| Stored entries |

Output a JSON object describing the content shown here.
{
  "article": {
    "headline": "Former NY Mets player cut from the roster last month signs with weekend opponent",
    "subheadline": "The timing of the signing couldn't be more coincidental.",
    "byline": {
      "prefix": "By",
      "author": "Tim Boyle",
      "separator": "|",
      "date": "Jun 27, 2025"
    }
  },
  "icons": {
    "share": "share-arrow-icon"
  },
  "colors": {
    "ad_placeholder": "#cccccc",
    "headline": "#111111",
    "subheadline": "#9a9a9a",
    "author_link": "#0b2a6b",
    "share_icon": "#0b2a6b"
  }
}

| YOUR OBJECTIVE |
Write out the complete set of records exactly as given.

| REPLY |
Output a JSON object describing the content shown here.
{
  "article": {
    "headline": "Former NY Mets player cut from the roster last month signs with weekend opponent",
    "subheadline": "The timing of the signing couldn't be more coincidental.",
    "byline": {
      "prefix": "By",
      "author": "Tim Boyle",
      "separator": "|",
      "date": "Jun 27, 2025"
    }
  },
  "icons": {
    "share": "share-arrow-icon"
  },
  "colors": {
    "ad_placeholder": "#cccccc",
    "headline": "#111111",
    "subheadline": "#9a9a9a",
    "author_link": "#0b2a6b",
    "share_icon": "#0b2a6b"
  }
}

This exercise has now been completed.